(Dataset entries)

***

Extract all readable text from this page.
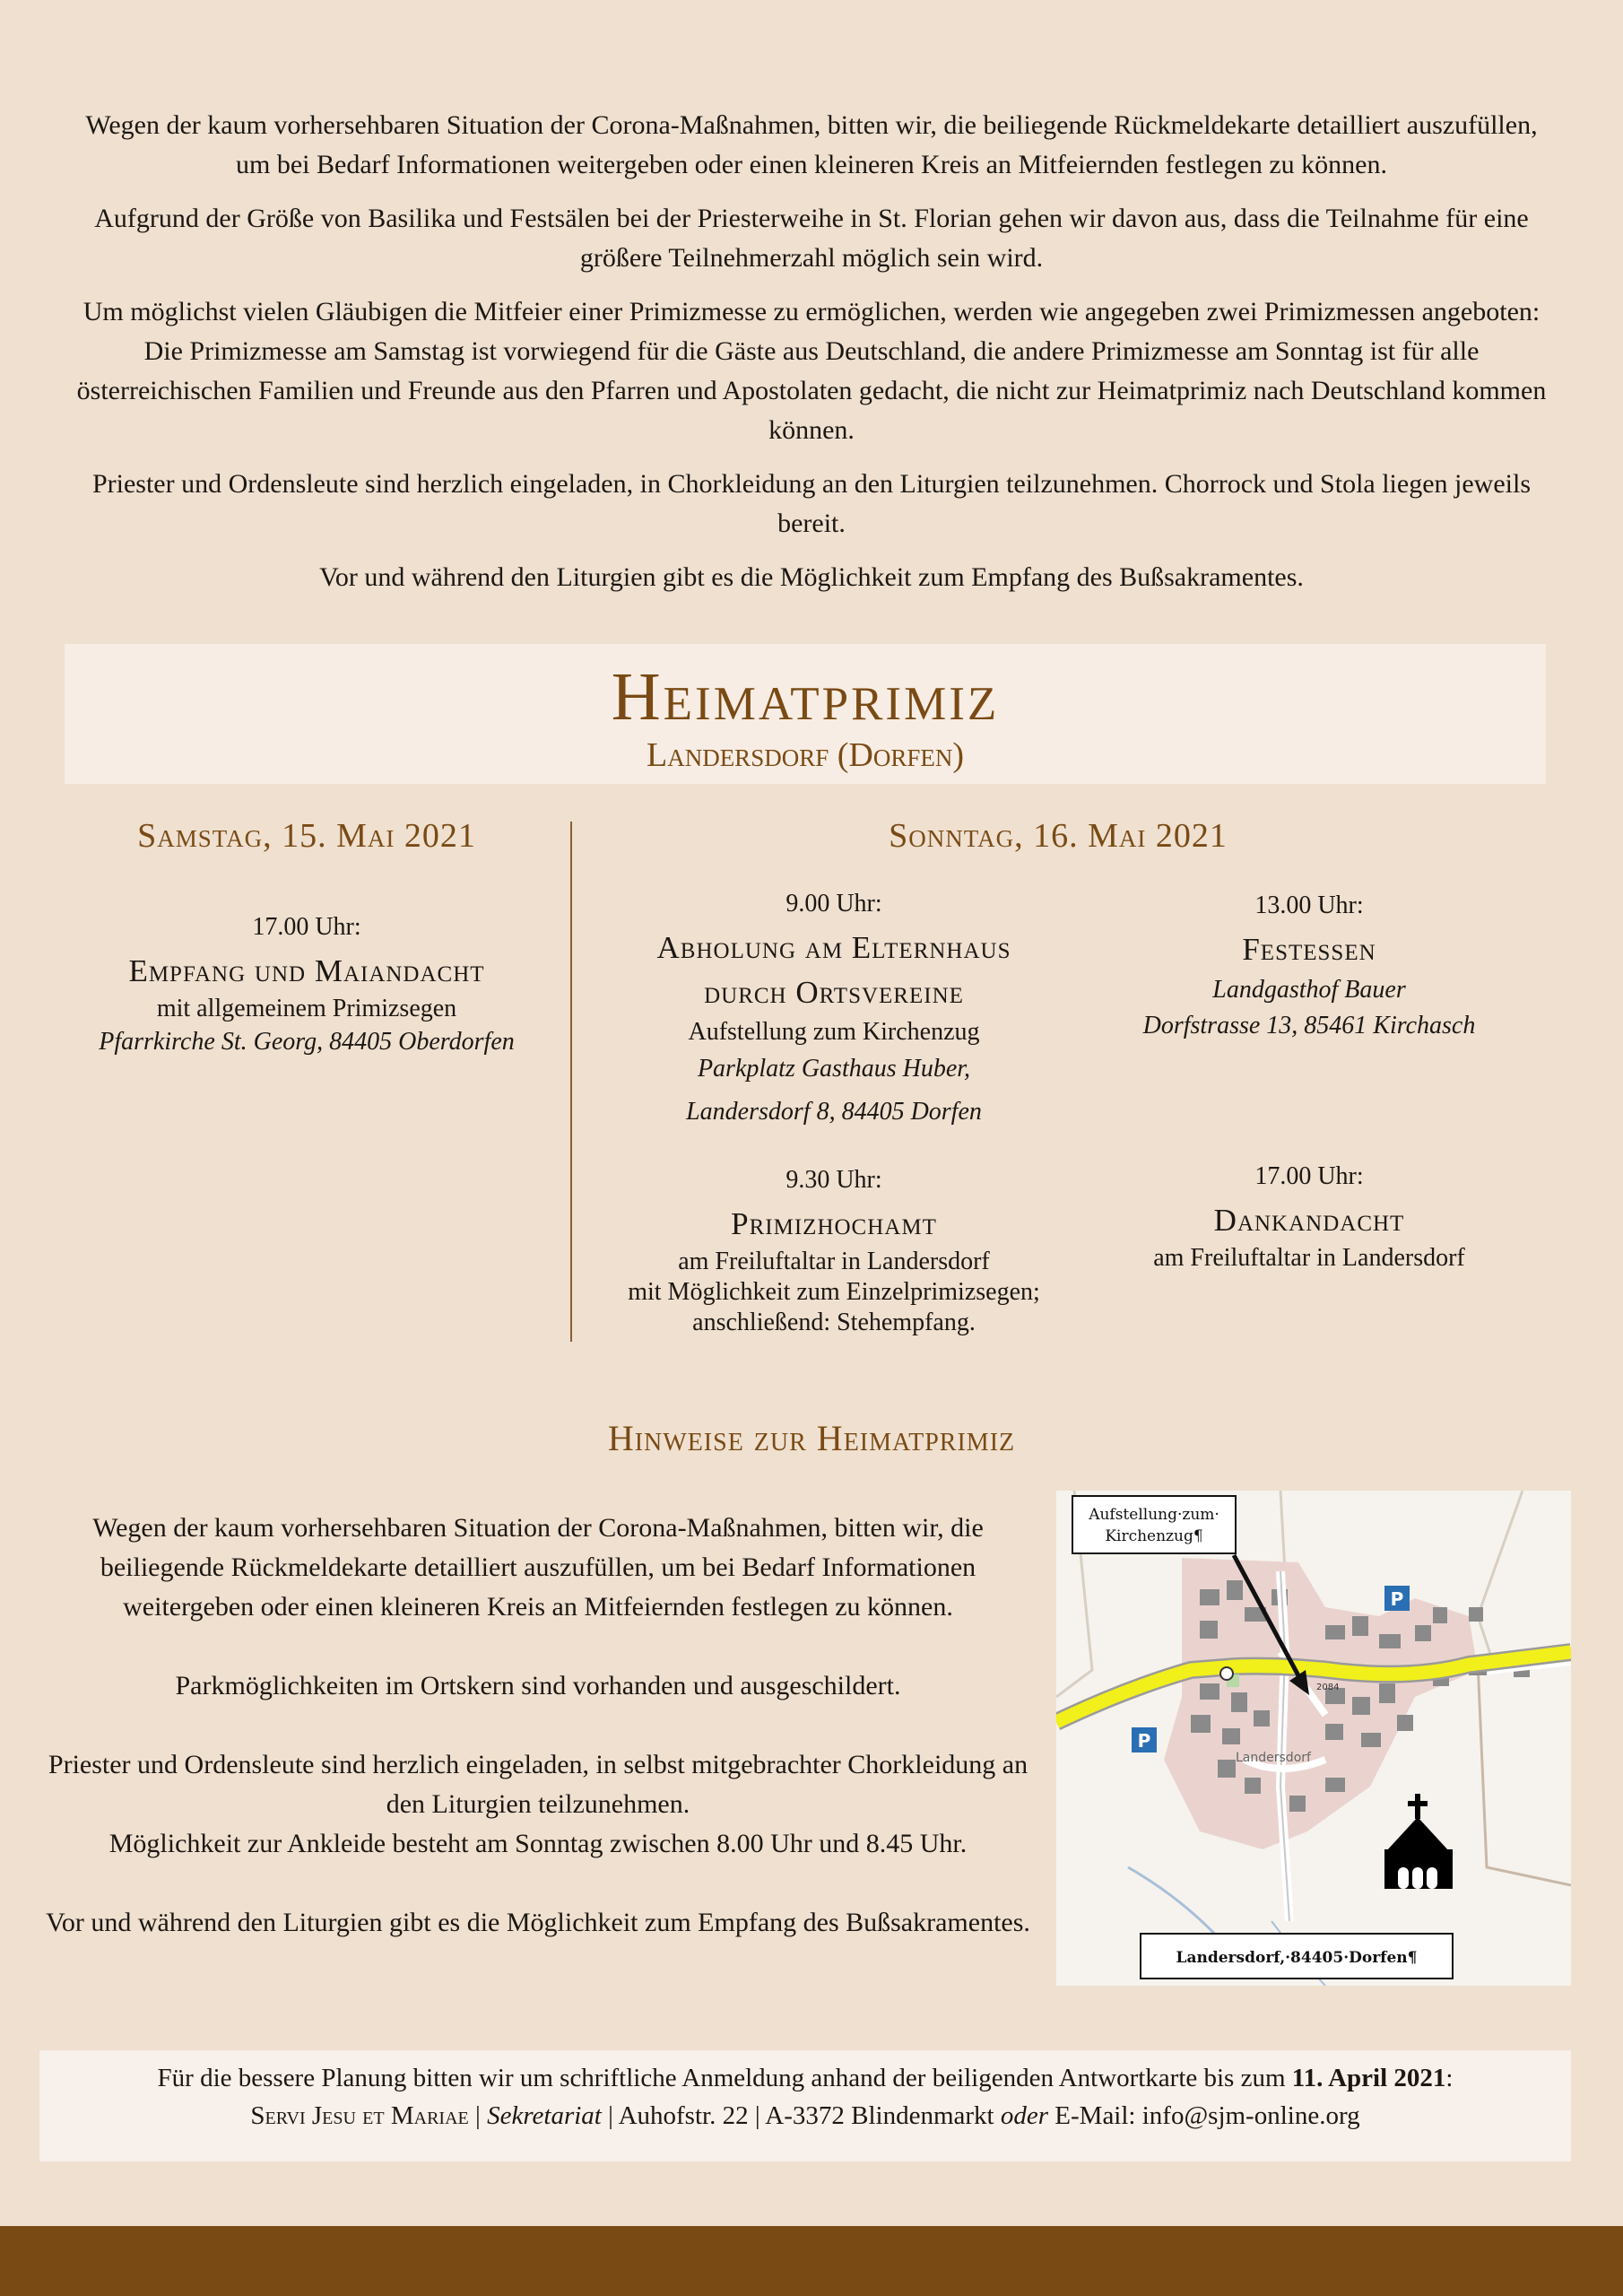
Wegen der kaum vorhersehbaren Situation der Corona-Maßnahmen, bitten wir, die beiliegende Rückmeldekarte detailliert auszufüllen, um bei Bedarf Informationen weitergeben oder einen kleineren Kreis an Mitfeiernden festlegen zu können.

Aufgrund der Größe von Basilika und Festsälen bei der Priesterweihe in St. Florian gehen wir davon aus, dass die Teilnahme für eine größere Teilnehmerzahl möglich sein wird.

Um möglichst vielen Gläubigen die Mitfeier einer Primizmesse zu ermöglichen, werden wie angegeben zwei Primizmessen angeboten: Die Primizmesse am Samstag ist vorwiegend für die Gäste aus Deutschland, die andere Primizmesse am Sonntag ist für alle österreichischen Familien und Freunde aus den Pfarren und Apostolaten gedacht, die nicht zur Heimatprimiz nach Deutschland kommen können.

Priester und Ordensleute sind herzlich eingeladen, in Chorkleidung an den Liturgien teilzunehmen. Chorrock und Stola liegen jeweils bereit.

Vor und während den Liturgien gibt es die Möglichkeit zum Empfang des Bußsakramentes.

Heimatprimiz
Landersdorf (Dorfen)
Samstag, 15. Mai 2021
17.00 Uhr:
Empfang und Maiandacht
mit allgemeinem Primizsegen
Pfarrkirche St. Georg, 84405 Oberdorfen
Sonntag, 16. Mai 2021
9.00 Uhr:
Abholung am Elternhaus
durch Ortsvereine
Aufstellung zum Kirchenzug
Parkplatz Gasthaus Huber,
Landersdorf 8, 84405 Dorfen
9.30 Uhr:
Primizhochamt
am Freiluftaltar in Landersdorf
mit Möglichkeit zum Einzelprimizsegen;
anschließend: Stehempfang.
13.00 Uhr:
Festessen
Landgasthof Bauer
Dorfstrasse 13, 85461 Kirchasch
17.00 Uhr:
Dankandacht
am Freiluftaltar in Landersdorf
Hinweise zur Heimatprimiz

Wegen der kaum vorhersehbaren Situation der Corona-Maßnahmen, bitten wir, die beiliegende Rückmeldekarte detailliert auszufüllen, um bei Bedarf Informationen weitergeben oder einen kleineren Kreis an Mitfeiernden festlegen zu können.

Parkmöglichkeiten im Ortskern sind vorhanden und ausgeschildert.

Priester und Ordensleute sind herzlich eingeladen, in selbst mitgebrachter Chorkleidung an den Liturgien teilzunehmen.

Möglichkeit zur Ankleide besteht am Sonntag zwischen 8.00 Uhr und 8.45 Uhr.

Vor und während den Liturgien gibt es die Möglichkeit zum Empfang des Bußsakramentes.

2084
Aufstellung·zum·
Kirchenzug¶
P
P
Landersdorf
Landersdorf,·84405·Dorfen¶
Für die bessere Planung bitten wir um schriftliche Anmeldung anhand der beiligenden Antwortkarte bis zum 11. April 2021:
Servi Jesu et Mariae | Sekretariat | Auhofstr. 22 | A-3372 Blindenmarkt oder E-Mail: info@sjm-online.org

***

◆ TASK TO CARRY OUT:
Extract the full listing above verbatim; pictures are to be left out of the copy.

◆ REPLY TO THE EXERCISE:
Extract all readable text from this page.
Wegen der kaum vorhersehbaren Situation der Corona-Maßnahmen, bitten wir, die beiliegende Rückmeldekarte detailliert auszufüllen, um bei Bedarf Informationen weitergeben oder einen kleineren Kreis an Mitfeiernden festlegen zu können.

Aufgrund der Größe von Basilika und Festsälen bei der Priesterweihe in St. Florian gehen wir davon aus, dass die Teilnahme für eine größere Teilnehmerzahl möglich sein wird.

Um möglichst vielen Gläubigen die Mitfeier einer Primizmesse zu ermöglichen, werden wie angegeben zwei Primizmessen angeboten: Die Primizmesse am Samstag ist vorwiegend für die Gäste aus Deutschland, die andere Primizmesse am Sonntag ist für alle österreichischen Familien und Freunde aus den Pfarren und Apostolaten gedacht, die nicht zur Heimatprimiz nach Deutschland kommen können.

Priester und Ordensleute sind herzlich eingeladen, in Chorkleidung an den Liturgien teilzunehmen. Chorrock und Stola liegen jeweils bereit.

Vor und während den Liturgien gibt es die Möglichkeit zum Empfang des Bußsakramentes.

Heimatprimiz
Landersdorf (Dorfen)
Samstag, 15. Mai 2021
17.00 Uhr:
Empfang und Maiandacht
mit allgemeinem Primizsegen
Pfarrkirche St. Georg, 84405 Oberdorfen
Sonntag, 16. Mai 2021
9.00 Uhr:
Abholung am Elternhaus
durch Ortsvereine
Aufstellung zum Kirchenzug
Parkplatz Gasthaus Huber,
Landersdorf 8, 84405 Dorfen
9.30 Uhr:
Primizhochamt
am Freiluftaltar in Landersdorf
mit Möglichkeit zum Einzelprimizsegen;
anschließend: Stehempfang.
13.00 Uhr:
Festessen
Landgasthof Bauer
Dorfstrasse 13, 85461 Kirchasch
17.00 Uhr:
Dankandacht
am Freiluftaltar in Landersdorf
Hinweise zur Heimatprimiz

Wegen der kaum vorhersehbaren Situation der Corona-Maßnahmen, bitten wir, die beiliegende Rückmeldekarte detailliert auszufüllen, um bei Bedarf Informationen weitergeben oder einen kleineren Kreis an Mitfeiernden festlegen zu können.

Parkmöglichkeiten im Ortskern sind vorhanden und ausgeschildert.

Priester und Ordensleute sind herzlich eingeladen, in selbst mitgebrachter Chorkleidung an den Liturgien teilzunehmen.

Möglichkeit zur Ankleide besteht am Sonntag zwischen 8.00 Uhr und 8.45 Uhr.

Vor und während den Liturgien gibt es die Möglichkeit zum Empfang des Bußsakramentes.

2084
Aufstellung·zum·
Kirchenzug¶
P
P
Landersdorf
Landersdorf,·84405·Dorfen¶
Für die bessere Planung bitten wir um schriftliche Anmeldung anhand der beiligenden Antwortkarte bis zum 11. April 2021:
Servi Jesu et Mariae | Sekretariat | Auhofstr. 22 | A-3372 Blindenmarkt oder E-Mail: info@sjm-online.org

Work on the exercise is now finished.